STATED PROBLEM
Retype the lines exactly, starting with the line that contains "- osha-link: www.osha.gov: [337, 1032, 445, 1049]" and continuing through the line that contains "- toc-title: ESPAÑOL: [60, 461, 136, 485]", both included.

[Layout region items]
=====
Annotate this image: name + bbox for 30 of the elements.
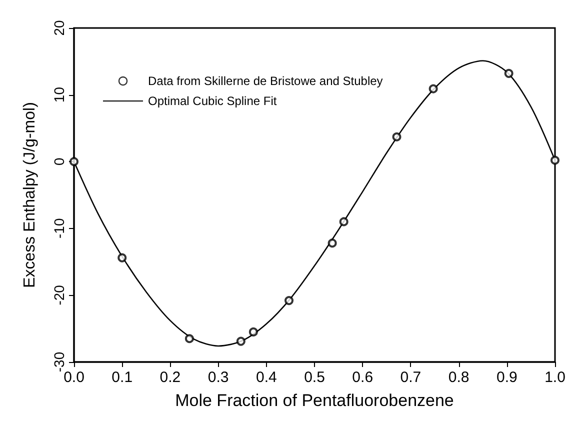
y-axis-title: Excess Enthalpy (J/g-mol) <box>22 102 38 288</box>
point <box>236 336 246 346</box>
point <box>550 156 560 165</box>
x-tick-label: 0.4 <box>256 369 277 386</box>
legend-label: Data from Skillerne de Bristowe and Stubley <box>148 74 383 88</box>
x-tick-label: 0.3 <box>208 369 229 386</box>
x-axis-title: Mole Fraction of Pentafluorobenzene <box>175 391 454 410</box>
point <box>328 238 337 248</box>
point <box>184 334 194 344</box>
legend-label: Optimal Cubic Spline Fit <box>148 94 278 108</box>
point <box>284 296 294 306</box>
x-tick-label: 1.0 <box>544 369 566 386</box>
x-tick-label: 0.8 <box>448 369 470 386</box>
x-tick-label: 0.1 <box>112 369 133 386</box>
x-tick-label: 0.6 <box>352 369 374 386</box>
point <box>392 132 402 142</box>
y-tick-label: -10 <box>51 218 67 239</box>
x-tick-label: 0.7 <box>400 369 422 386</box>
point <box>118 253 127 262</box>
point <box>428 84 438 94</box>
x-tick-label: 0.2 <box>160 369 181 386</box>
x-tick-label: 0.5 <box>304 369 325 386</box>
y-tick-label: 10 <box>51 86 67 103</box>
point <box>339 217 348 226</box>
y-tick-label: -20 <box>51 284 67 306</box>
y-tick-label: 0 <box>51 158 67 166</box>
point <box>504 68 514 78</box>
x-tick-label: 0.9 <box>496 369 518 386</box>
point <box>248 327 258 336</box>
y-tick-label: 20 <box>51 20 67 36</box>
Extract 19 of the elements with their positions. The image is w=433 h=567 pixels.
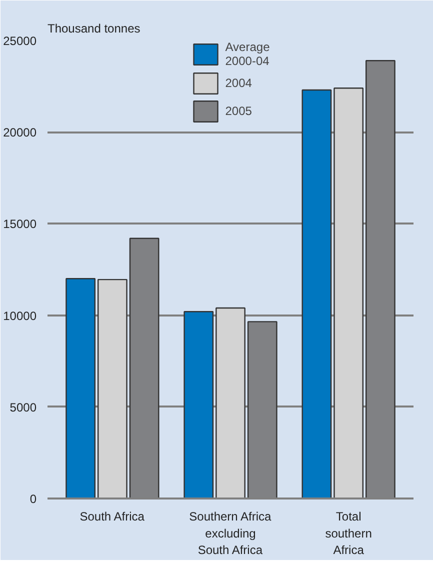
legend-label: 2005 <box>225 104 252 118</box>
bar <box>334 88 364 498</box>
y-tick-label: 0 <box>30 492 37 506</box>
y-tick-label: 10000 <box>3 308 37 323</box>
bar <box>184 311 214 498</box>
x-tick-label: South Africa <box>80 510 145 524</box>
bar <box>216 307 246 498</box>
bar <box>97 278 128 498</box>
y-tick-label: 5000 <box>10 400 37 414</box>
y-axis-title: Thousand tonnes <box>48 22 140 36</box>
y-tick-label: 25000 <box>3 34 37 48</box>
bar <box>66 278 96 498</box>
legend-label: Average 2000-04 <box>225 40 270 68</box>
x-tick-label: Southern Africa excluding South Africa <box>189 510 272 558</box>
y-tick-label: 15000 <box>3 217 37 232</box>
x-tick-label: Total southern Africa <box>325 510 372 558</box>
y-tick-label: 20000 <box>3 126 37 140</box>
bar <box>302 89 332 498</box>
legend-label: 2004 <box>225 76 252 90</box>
=====
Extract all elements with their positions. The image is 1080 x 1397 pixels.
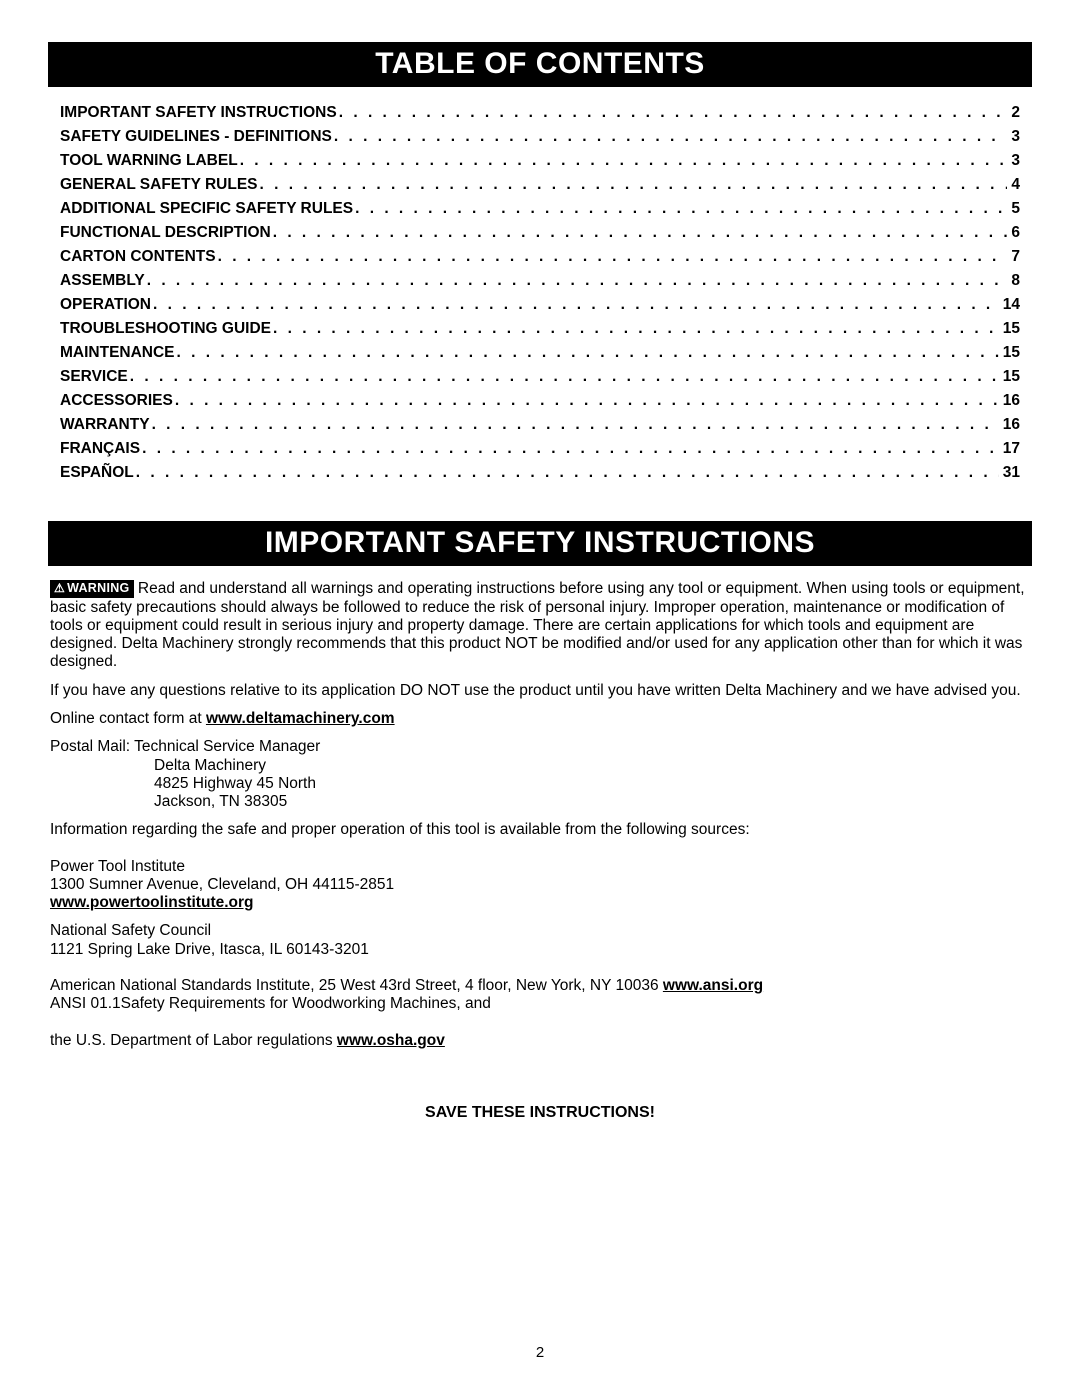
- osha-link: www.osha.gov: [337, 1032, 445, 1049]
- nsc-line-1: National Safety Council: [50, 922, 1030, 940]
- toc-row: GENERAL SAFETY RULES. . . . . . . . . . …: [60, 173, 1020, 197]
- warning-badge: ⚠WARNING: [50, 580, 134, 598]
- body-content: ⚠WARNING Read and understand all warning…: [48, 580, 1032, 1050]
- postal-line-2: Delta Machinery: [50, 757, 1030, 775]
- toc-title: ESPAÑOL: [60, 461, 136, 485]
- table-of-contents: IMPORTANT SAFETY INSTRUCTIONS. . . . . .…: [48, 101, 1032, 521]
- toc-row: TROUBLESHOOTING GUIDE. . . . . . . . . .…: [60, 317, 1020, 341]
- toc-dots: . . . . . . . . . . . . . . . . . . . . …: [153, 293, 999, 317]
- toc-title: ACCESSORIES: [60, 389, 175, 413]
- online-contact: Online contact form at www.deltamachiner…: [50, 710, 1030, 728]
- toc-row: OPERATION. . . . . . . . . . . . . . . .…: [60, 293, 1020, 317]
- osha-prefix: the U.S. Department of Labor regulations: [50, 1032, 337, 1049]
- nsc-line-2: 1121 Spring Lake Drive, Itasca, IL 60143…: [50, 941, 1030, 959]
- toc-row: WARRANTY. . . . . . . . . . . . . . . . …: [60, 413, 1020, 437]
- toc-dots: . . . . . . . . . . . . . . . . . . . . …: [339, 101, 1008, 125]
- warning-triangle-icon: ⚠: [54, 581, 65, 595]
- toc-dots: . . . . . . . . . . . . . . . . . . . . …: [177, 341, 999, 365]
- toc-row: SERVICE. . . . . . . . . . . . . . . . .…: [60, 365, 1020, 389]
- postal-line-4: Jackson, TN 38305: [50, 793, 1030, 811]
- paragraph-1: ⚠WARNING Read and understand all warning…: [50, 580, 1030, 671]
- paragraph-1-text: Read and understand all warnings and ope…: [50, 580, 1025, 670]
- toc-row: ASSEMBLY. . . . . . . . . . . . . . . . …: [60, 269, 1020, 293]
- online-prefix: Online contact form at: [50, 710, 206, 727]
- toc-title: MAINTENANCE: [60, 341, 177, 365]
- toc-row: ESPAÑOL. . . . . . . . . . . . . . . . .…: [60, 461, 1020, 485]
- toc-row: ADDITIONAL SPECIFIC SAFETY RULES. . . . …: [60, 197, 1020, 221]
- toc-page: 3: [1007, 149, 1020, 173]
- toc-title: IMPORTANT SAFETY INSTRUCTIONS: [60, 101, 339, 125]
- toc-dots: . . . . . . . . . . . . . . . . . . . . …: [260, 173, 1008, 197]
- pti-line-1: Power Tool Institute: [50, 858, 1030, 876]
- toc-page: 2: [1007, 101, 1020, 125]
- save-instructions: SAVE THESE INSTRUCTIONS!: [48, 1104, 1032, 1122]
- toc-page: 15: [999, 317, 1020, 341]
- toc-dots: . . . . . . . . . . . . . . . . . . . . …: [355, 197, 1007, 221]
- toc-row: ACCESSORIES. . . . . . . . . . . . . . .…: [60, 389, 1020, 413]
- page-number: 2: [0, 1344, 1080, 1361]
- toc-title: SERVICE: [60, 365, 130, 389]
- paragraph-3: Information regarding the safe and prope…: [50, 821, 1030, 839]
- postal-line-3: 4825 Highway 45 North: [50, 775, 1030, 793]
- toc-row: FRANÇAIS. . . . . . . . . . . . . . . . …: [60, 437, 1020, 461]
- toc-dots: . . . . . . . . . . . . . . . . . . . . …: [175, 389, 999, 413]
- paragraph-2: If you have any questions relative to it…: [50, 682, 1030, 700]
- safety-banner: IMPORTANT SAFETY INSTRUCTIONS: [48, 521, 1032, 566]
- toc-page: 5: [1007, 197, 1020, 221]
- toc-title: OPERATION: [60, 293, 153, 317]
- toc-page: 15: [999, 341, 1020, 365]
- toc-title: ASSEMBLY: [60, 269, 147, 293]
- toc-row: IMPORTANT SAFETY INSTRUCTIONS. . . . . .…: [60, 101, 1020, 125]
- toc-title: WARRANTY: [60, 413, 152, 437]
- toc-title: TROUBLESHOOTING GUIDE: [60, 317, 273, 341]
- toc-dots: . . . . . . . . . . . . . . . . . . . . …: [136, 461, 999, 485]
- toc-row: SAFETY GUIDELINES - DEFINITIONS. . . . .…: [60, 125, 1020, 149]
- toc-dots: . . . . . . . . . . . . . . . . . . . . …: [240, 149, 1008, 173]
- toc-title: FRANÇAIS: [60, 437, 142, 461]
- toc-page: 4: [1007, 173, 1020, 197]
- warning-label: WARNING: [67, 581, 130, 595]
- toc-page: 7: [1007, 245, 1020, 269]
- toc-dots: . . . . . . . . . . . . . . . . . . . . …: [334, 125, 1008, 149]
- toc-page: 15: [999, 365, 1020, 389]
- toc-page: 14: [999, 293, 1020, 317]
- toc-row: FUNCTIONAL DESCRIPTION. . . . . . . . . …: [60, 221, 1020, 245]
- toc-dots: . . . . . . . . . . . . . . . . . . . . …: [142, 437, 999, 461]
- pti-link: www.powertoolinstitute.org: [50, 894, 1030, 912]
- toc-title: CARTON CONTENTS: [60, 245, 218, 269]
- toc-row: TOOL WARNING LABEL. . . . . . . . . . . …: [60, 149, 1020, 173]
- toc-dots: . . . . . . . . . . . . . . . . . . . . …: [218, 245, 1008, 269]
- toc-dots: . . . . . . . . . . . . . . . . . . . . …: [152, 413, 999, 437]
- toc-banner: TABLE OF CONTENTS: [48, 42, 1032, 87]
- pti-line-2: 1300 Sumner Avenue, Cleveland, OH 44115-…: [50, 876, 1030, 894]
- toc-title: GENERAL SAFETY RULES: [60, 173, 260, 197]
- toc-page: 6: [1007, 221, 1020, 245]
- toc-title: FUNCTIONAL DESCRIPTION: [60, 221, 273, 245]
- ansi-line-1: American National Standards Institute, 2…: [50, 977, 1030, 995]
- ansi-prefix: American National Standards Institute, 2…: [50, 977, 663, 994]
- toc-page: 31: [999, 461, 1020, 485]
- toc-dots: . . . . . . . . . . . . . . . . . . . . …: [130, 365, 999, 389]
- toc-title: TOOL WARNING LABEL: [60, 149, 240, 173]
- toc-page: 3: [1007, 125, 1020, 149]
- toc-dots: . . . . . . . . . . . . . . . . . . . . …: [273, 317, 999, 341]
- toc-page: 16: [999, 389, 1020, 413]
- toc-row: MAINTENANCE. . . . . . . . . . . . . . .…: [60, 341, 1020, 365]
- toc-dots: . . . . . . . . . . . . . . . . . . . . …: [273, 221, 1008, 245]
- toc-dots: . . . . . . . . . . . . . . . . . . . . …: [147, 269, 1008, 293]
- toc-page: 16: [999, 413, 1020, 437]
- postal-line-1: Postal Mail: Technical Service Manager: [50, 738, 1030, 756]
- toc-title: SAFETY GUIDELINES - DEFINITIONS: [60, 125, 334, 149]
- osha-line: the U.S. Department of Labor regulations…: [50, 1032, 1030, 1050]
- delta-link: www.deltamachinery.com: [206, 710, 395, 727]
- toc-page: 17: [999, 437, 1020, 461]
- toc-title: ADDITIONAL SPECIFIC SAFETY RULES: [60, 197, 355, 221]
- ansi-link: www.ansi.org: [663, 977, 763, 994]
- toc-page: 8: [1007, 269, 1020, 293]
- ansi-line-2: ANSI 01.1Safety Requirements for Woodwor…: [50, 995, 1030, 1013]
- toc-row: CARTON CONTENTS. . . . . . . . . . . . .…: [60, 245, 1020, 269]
=====
EXPECTED ANSWER
- osha-link: www.osha.gov: [337, 1032, 445, 1049]
- nsc-line-1: National Safety Council: [50, 922, 1030, 940]
- toc-row: GENERAL SAFETY RULES. . . . . . . . . . …: [60, 173, 1020, 197]
- warning-badge: ⚠WARNING: [50, 580, 134, 598]
- body-content: ⚠WARNING Read and understand all warning…: [48, 580, 1032, 1050]
- postal-line-2: Delta Machinery: [50, 757, 1030, 775]
- toc-title: ESPAÑOL: [60, 461, 136, 485]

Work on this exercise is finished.